GIVEN EXERCISE =>
Draw out every line with the word "安装准备" from the listing below.

RECORDS =>

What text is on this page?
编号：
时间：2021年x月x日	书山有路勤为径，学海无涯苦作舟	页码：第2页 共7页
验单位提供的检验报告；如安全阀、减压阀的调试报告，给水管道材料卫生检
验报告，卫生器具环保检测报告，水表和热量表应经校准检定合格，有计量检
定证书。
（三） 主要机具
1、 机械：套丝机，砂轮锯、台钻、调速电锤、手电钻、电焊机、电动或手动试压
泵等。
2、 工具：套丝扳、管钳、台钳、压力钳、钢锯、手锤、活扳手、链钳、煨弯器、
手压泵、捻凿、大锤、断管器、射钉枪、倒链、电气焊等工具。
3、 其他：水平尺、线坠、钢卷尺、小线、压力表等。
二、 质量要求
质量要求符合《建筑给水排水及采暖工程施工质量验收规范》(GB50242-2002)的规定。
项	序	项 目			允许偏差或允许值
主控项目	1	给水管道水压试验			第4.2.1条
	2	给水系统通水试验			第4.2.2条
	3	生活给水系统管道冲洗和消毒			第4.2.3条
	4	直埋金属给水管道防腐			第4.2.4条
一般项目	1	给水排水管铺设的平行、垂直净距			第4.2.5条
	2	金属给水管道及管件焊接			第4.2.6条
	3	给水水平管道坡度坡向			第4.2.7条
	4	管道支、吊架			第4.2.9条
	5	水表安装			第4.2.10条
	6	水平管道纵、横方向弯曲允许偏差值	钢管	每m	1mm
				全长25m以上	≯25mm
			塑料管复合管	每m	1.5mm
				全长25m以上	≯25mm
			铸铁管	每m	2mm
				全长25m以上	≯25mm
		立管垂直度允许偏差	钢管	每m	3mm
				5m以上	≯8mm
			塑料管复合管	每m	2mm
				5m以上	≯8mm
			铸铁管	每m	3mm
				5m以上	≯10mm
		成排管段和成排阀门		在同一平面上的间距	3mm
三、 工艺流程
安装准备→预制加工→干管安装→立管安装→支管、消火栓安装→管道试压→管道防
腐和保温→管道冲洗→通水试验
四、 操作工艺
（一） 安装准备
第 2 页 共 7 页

PROBLEM SOLUTION =>
安装准备→预制加工→干管安装→立管安装→支管、消火栓安装→管道试压→管道防
（一） 安装准备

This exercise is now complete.